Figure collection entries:
----------------

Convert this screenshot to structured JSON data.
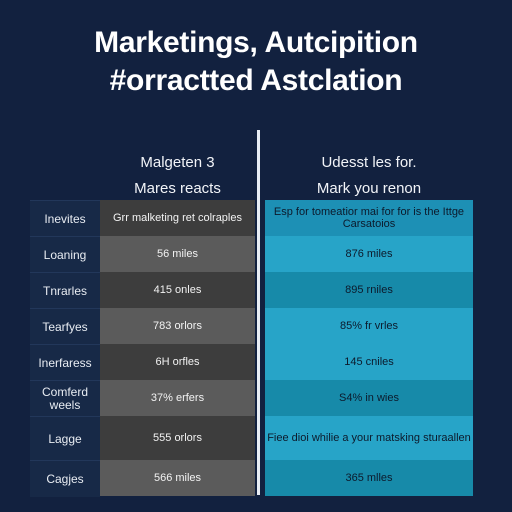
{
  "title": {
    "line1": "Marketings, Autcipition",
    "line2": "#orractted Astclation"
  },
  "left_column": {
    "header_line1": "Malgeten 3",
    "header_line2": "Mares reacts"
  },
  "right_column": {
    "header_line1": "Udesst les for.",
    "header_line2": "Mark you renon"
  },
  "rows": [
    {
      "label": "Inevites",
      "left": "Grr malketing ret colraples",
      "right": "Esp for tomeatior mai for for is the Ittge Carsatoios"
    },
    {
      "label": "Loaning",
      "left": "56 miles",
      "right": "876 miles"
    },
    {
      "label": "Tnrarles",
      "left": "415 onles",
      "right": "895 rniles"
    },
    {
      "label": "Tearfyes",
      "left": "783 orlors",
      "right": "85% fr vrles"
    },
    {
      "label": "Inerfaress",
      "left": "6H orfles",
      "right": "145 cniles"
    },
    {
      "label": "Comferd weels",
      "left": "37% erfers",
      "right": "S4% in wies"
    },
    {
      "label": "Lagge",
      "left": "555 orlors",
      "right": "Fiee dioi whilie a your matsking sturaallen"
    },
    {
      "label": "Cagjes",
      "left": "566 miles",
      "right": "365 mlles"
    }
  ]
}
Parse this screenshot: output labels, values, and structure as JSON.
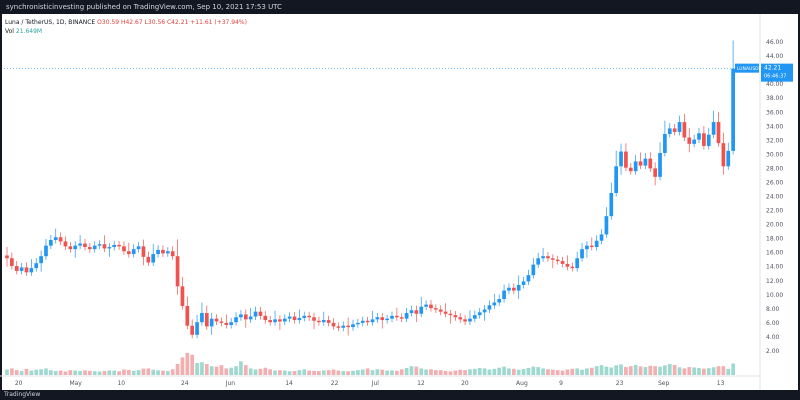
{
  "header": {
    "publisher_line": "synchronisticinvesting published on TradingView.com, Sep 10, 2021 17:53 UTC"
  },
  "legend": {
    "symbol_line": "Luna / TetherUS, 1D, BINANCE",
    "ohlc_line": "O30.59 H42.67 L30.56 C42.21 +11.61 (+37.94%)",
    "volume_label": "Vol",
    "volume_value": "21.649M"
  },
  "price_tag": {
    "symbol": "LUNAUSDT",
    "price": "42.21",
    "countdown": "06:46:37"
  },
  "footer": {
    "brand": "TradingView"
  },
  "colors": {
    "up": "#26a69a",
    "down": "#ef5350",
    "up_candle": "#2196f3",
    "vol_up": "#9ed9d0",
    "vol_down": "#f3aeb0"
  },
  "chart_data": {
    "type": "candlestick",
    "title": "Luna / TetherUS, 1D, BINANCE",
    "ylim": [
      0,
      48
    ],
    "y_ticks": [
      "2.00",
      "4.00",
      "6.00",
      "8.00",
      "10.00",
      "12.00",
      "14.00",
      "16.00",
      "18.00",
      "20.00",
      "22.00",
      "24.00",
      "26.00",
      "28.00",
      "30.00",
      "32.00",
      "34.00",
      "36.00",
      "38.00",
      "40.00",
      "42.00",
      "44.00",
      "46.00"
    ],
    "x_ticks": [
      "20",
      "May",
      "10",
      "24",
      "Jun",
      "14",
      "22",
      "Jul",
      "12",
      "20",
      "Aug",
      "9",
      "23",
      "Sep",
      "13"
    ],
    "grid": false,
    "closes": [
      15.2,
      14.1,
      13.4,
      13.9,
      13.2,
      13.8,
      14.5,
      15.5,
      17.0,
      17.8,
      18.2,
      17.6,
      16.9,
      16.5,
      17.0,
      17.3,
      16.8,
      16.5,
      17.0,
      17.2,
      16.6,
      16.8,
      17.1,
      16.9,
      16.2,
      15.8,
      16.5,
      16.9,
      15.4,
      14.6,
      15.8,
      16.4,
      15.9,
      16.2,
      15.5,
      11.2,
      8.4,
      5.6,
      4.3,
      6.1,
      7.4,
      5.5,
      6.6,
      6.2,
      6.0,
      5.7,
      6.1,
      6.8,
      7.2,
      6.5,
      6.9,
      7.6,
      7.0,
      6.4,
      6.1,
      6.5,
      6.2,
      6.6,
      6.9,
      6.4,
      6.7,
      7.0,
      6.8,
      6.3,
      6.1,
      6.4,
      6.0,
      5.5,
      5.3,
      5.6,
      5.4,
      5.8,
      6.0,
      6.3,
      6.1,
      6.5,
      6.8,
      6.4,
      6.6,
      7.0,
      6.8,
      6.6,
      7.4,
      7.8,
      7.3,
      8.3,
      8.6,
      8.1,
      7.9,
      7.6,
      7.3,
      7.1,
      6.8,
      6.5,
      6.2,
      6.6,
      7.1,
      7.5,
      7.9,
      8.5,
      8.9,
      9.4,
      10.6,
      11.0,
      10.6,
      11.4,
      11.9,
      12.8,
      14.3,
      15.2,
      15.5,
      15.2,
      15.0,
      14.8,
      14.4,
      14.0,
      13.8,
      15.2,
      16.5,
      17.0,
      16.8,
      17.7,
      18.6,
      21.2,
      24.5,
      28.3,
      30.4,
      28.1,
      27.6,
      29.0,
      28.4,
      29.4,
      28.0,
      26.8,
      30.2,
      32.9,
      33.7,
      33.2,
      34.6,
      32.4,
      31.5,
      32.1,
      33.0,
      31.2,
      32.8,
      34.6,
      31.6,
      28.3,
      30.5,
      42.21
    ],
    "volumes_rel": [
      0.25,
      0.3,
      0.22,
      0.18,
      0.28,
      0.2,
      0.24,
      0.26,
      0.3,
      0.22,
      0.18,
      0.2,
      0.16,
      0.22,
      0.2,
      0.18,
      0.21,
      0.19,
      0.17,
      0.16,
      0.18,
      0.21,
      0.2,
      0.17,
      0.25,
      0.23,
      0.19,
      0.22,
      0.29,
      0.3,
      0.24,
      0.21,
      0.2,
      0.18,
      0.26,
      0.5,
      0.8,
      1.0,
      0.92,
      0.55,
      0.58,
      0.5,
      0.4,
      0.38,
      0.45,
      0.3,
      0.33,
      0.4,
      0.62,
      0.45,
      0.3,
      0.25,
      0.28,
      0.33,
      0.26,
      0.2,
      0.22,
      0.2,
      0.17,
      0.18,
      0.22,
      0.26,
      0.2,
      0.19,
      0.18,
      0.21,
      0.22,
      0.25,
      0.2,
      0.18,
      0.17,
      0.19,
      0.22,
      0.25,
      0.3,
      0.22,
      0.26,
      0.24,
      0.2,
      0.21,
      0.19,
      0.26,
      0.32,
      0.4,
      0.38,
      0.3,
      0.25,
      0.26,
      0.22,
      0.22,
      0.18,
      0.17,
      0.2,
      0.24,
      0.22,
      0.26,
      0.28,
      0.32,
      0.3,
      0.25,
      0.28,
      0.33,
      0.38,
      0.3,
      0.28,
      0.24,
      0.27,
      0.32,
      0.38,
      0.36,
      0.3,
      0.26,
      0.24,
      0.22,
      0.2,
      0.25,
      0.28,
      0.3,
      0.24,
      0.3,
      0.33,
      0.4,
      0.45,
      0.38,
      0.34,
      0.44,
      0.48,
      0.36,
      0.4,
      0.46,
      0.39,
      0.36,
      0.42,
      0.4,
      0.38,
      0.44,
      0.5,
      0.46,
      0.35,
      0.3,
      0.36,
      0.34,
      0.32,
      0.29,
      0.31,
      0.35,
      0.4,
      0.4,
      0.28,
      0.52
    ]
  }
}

----------------

**THE EXERCISE:**
Repeat each record exactly as shown above, dropping all images.

**OUTPUT OF THE TASK:**
Convert this screenshot to structured JSON data.
{
  "title": {
    "line1": "Marketings, Autcipition",
    "line2": "#orractted Astclation"
  },
  "left_column": {
    "header_line1": "Malgeten 3",
    "header_line2": "Mares reacts"
  },
  "right_column": {
    "header_line1": "Udesst les for.",
    "header_line2": "Mark you renon"
  },
  "rows": [
    {
      "label": "Inevites",
      "left": "Grr malketing ret colraples",
      "right": "Esp for tomeatior mai for for is the Ittge Carsatoios"
    },
    {
      "label": "Loaning",
      "left": "56 miles",
      "right": "876 miles"
    },
    {
      "label": "Tnrarles",
      "left": "415 onles",
      "right": "895 rniles"
    },
    {
      "label": "Tearfyes",
      "left": "783 orlors",
      "right": "85% fr vrles"
    },
    {
      "label": "Inerfaress",
      "left": "6H orfles",
      "right": "145 cniles"
    },
    {
      "label": "Comferd weels",
      "left": "37% erfers",
      "right": "S4% in wies"
    },
    {
      "label": "Lagge",
      "left": "555 orlors",
      "right": "Fiee dioi whilie a your matsking sturaallen"
    },
    {
      "label": "Cagjes",
      "left": "566 miles",
      "right": "365 mlles"
    }
  ]
}
Parse this screenshot: output labels, values, and structure as JSON.
{
  "header": {
    "publisher_line": "synchronisticinvesting published on TradingView.com, Sep 10, 2021 17:53 UTC"
  },
  "legend": {
    "symbol_line": "Luna / TetherUS, 1D, BINANCE",
    "ohlc_line": "O30.59 H42.67 L30.56 C42.21 +11.61 (+37.94%)",
    "volume_label": "Vol",
    "volume_value": "21.649M"
  },
  "price_tag": {
    "symbol": "LUNAUSDT",
    "price": "42.21",
    "countdown": "06:46:37"
  },
  "footer": {
    "brand": "TradingView"
  },
  "colors": {
    "up": "#26a69a",
    "down": "#ef5350",
    "up_candle": "#2196f3",
    "vol_up": "#9ed9d0",
    "vol_down": "#f3aeb0"
  },
  "chart_data": {
    "type": "candlestick",
    "title": "Luna / TetherUS, 1D, BINANCE",
    "ylim": [
      0,
      48
    ],
    "y_ticks": [
      "2.00",
      "4.00",
      "6.00",
      "8.00",
      "10.00",
      "12.00",
      "14.00",
      "16.00",
      "18.00",
      "20.00",
      "22.00",
      "24.00",
      "26.00",
      "28.00",
      "30.00",
      "32.00",
      "34.00",
      "36.00",
      "38.00",
      "40.00",
      "42.00",
      "44.00",
      "46.00"
    ],
    "x_ticks": [
      "20",
      "May",
      "10",
      "24",
      "Jun",
      "14",
      "22",
      "Jul",
      "12",
      "20",
      "Aug",
      "9",
      "23",
      "Sep",
      "13"
    ],
    "grid": false,
    "closes": [
      15.2,
      14.1,
      13.4,
      13.9,
      13.2,
      13.8,
      14.5,
      15.5,
      17.0,
      17.8,
      18.2,
      17.6,
      16.9,
      16.5,
      17.0,
      17.3,
      16.8,
      16.5,
      17.0,
      17.2,
      16.6,
      16.8,
      17.1,
      16.9,
      16.2,
      15.8,
      16.5,
      16.9,
      15.4,
      14.6,
      15.8,
      16.4,
      15.9,
      16.2,
      15.5,
      11.2,
      8.4,
      5.6,
      4.3,
      6.1,
      7.4,
      5.5,
      6.6,
      6.2,
      6.0,
      5.7,
      6.1,
      6.8,
      7.2,
      6.5,
      6.9,
      7.6,
      7.0,
      6.4,
      6.1,
      6.5,
      6.2,
      6.6,
      6.9,
      6.4,
      6.7,
      7.0,
      6.8,
      6.3,
      6.1,
      6.4,
      6.0,
      5.5,
      5.3,
      5.6,
      5.4,
      5.8,
      6.0,
      6.3,
      6.1,
      6.5,
      6.8,
      6.4,
      6.6,
      7.0,
      6.8,
      6.6,
      7.4,
      7.8,
      7.3,
      8.3,
      8.6,
      8.1,
      7.9,
      7.6,
      7.3,
      7.1,
      6.8,
      6.5,
      6.2,
      6.6,
      7.1,
      7.5,
      7.9,
      8.5,
      8.9,
      9.4,
      10.6,
      11.0,
      10.6,
      11.4,
      11.9,
      12.8,
      14.3,
      15.2,
      15.5,
      15.2,
      15.0,
      14.8,
      14.4,
      14.0,
      13.8,
      15.2,
      16.5,
      17.0,
      16.8,
      17.7,
      18.6,
      21.2,
      24.5,
      28.3,
      30.4,
      28.1,
      27.6,
      29.0,
      28.4,
      29.4,
      28.0,
      26.8,
      30.2,
      32.9,
      33.7,
      33.2,
      34.6,
      32.4,
      31.5,
      32.1,
      33.0,
      31.2,
      32.8,
      34.6,
      31.6,
      28.3,
      30.5,
      42.21
    ],
    "volumes_rel": [
      0.25,
      0.3,
      0.22,
      0.18,
      0.28,
      0.2,
      0.24,
      0.26,
      0.3,
      0.22,
      0.18,
      0.2,
      0.16,
      0.22,
      0.2,
      0.18,
      0.21,
      0.19,
      0.17,
      0.16,
      0.18,
      0.21,
      0.2,
      0.17,
      0.25,
      0.23,
      0.19,
      0.22,
      0.29,
      0.3,
      0.24,
      0.21,
      0.2,
      0.18,
      0.26,
      0.5,
      0.8,
      1.0,
      0.92,
      0.55,
      0.58,
      0.5,
      0.4,
      0.38,
      0.45,
      0.3,
      0.33,
      0.4,
      0.62,
      0.45,
      0.3,
      0.25,
      0.28,
      0.33,
      0.26,
      0.2,
      0.22,
      0.2,
      0.17,
      0.18,
      0.22,
      0.26,
      0.2,
      0.19,
      0.18,
      0.21,
      0.22,
      0.25,
      0.2,
      0.18,
      0.17,
      0.19,
      0.22,
      0.25,
      0.3,
      0.22,
      0.26,
      0.24,
      0.2,
      0.21,
      0.19,
      0.26,
      0.32,
      0.4,
      0.38,
      0.3,
      0.25,
      0.26,
      0.22,
      0.22,
      0.18,
      0.17,
      0.2,
      0.24,
      0.22,
      0.26,
      0.28,
      0.32,
      0.3,
      0.25,
      0.28,
      0.33,
      0.38,
      0.3,
      0.28,
      0.24,
      0.27,
      0.32,
      0.38,
      0.36,
      0.3,
      0.26,
      0.24,
      0.22,
      0.2,
      0.25,
      0.28,
      0.3,
      0.24,
      0.3,
      0.33,
      0.4,
      0.45,
      0.38,
      0.34,
      0.44,
      0.48,
      0.36,
      0.4,
      0.46,
      0.39,
      0.36,
      0.42,
      0.4,
      0.38,
      0.44,
      0.5,
      0.46,
      0.35,
      0.3,
      0.36,
      0.34,
      0.32,
      0.29,
      0.31,
      0.35,
      0.4,
      0.4,
      0.28,
      0.52
    ]
  }
}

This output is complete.